** start Provided entries **

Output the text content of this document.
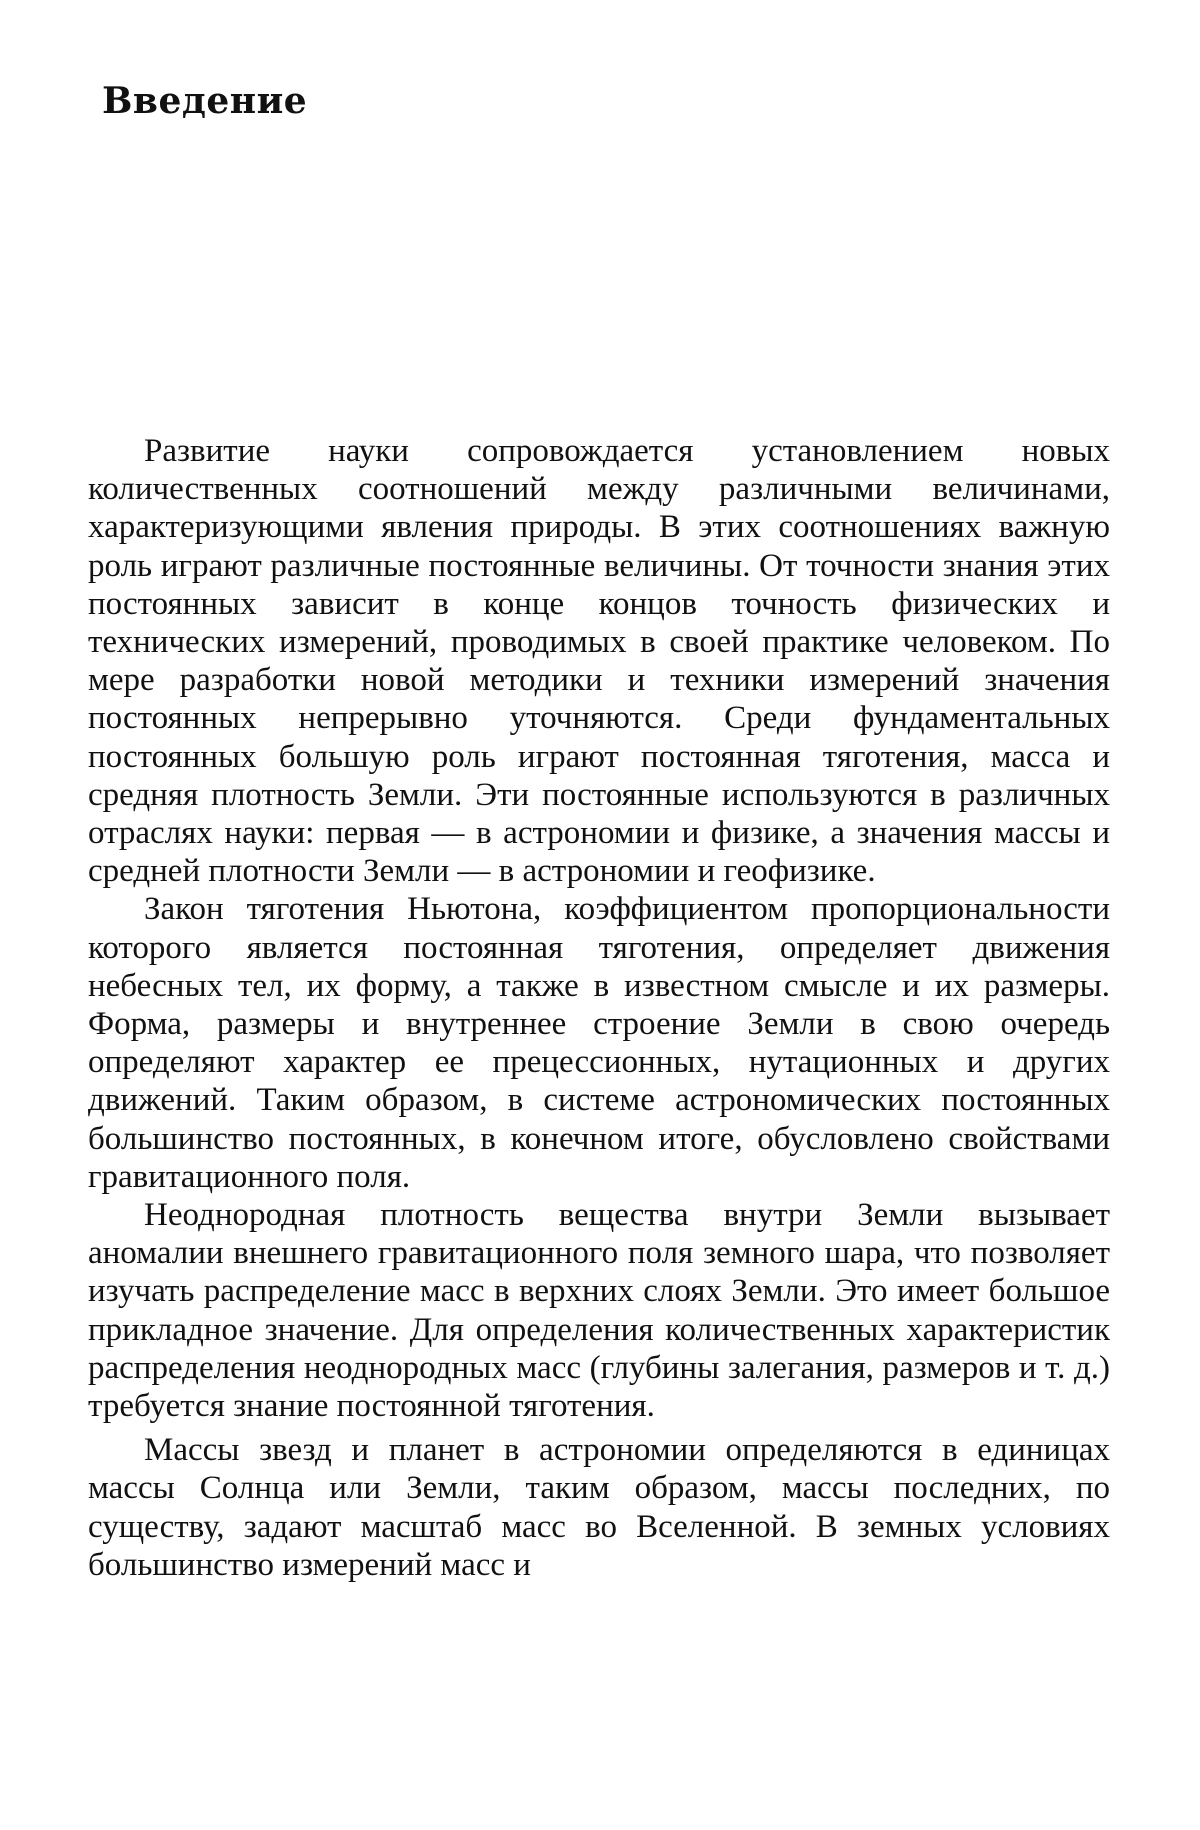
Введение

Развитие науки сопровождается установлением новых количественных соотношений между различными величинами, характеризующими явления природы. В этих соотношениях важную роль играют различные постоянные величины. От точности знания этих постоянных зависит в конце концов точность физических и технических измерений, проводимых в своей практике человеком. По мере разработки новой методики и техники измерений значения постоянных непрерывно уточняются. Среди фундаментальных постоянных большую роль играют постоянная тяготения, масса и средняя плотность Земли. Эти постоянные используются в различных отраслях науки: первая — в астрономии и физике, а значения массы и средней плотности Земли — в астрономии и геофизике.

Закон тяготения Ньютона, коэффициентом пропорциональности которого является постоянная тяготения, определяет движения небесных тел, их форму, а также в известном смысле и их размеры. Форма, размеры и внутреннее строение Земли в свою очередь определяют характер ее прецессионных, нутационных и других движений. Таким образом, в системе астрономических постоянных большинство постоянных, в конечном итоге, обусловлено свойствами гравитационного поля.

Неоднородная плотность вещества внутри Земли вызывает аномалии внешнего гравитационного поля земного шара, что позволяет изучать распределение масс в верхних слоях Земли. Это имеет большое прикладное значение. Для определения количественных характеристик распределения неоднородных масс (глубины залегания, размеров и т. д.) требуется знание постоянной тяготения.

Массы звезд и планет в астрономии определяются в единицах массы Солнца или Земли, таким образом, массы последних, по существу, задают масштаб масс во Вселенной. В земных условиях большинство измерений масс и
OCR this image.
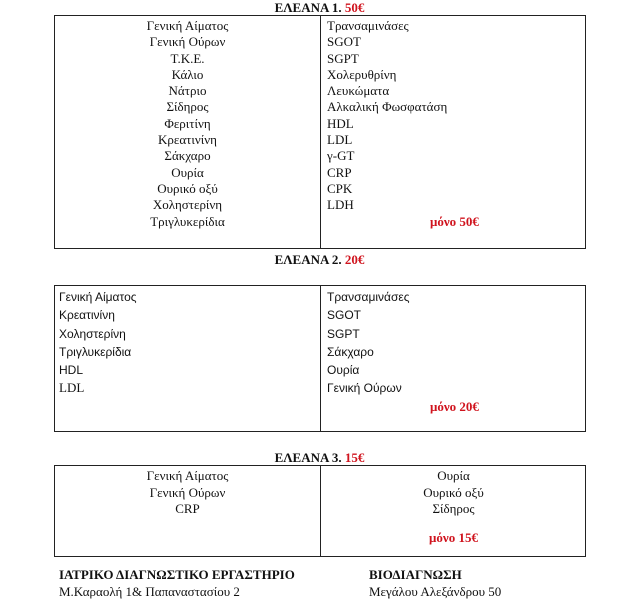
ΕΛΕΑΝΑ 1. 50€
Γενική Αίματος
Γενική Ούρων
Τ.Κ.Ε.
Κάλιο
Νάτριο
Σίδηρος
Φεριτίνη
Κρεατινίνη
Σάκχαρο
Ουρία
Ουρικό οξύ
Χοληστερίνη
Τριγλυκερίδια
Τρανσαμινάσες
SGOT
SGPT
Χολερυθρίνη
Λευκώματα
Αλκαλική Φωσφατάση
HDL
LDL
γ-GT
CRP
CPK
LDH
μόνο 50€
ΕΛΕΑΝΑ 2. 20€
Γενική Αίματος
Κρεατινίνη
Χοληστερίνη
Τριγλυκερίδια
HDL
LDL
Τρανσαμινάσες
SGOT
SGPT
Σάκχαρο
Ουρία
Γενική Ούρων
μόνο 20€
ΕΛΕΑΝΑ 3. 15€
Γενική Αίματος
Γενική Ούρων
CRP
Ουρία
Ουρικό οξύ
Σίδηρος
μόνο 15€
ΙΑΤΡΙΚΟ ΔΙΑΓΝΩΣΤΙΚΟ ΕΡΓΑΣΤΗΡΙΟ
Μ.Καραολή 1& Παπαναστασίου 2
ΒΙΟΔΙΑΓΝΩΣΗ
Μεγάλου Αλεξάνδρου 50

** end Provided entries **

Exercise
Quote exactly, and only, the lines from the line containing "OCR this image." through the final line of the records above, both included, omitting any pictures.

Written reply
OCR this image.
ΕΛΕΑΝΑ 1. 50€
Γενική Αίματος
Γενική Ούρων
Τ.Κ.Ε.
Κάλιο
Νάτριο
Σίδηρος
Φεριτίνη
Κρεατινίνη
Σάκχαρο
Ουρία
Ουρικό οξύ
Χοληστερίνη
Τριγλυκερίδια
Τρανσαμινάσες
SGOT
SGPT
Χολερυθρίνη
Λευκώματα
Αλκαλική Φωσφατάση
HDL
LDL
γ-GT
CRP
CPK
LDH
μόνο 50€
ΕΛΕΑΝΑ 2. 20€
Γενική Αίματος
Κρεατινίνη
Χοληστερίνη
Τριγλυκερίδια
HDL
LDL
Τρανσαμινάσες
SGOT
SGPT
Σάκχαρο
Ουρία
Γενική Ούρων
μόνο 20€
ΕΛΕΑΝΑ 3. 15€
Γενική Αίματος
Γενική Ούρων
CRP
Ουρία
Ουρικό οξύ
Σίδηρος
μόνο 15€
ΙΑΤΡΙΚΟ ΔΙΑΓΝΩΣΤΙΚΟ ΕΡΓΑΣΤΗΡΙΟ
Μ.Καραολή 1& Παπαναστασίου 2
ΒΙΟΔΙΑΓΝΩΣΗ
Μεγάλου Αλεξάνδρου 50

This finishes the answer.